The request: Scan the data below for the string "Bluetooth". Show every line where it turns up.

>> begin Extracted material

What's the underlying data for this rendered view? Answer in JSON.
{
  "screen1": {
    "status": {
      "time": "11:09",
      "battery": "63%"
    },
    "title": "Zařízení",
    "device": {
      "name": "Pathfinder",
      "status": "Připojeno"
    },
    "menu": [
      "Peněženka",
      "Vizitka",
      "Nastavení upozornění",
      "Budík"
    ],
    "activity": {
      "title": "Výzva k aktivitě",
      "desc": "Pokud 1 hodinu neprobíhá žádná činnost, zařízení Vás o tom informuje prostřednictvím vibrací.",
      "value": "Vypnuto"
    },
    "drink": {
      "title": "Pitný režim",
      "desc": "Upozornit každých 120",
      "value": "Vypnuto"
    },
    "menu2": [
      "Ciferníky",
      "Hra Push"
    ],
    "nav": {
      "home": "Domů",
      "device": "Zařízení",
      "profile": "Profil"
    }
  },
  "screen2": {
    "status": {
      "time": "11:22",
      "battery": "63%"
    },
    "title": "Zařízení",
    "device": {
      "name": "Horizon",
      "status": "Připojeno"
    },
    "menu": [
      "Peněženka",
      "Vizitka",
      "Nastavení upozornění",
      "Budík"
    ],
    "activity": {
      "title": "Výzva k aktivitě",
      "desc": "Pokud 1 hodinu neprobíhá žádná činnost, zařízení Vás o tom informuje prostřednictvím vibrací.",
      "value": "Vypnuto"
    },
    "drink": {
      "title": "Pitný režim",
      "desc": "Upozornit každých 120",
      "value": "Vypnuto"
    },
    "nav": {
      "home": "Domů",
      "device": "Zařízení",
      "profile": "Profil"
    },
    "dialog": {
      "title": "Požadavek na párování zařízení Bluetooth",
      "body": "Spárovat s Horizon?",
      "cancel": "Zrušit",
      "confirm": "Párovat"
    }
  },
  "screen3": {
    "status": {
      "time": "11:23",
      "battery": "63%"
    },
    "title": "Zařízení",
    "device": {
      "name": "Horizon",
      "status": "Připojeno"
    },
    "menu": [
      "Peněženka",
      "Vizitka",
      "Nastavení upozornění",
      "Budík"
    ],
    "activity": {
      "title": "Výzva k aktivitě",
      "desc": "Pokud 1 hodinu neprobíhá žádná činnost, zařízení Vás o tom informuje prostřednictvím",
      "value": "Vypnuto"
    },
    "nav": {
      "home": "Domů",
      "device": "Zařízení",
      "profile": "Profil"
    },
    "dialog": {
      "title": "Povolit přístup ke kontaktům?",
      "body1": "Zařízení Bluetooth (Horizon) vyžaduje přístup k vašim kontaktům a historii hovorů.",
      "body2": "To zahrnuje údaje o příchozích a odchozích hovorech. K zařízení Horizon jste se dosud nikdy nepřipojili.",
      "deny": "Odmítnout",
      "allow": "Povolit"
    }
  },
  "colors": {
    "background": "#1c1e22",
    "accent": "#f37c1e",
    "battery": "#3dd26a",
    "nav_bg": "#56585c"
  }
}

>> end Extracted material

Finished answer:
      "title": "Požadavek na párování zařízení Bluetooth",
      "body1": "Zařízení Bluetooth (Horizon) vyžaduje přístup k vašim kontaktům a historii hovorů.",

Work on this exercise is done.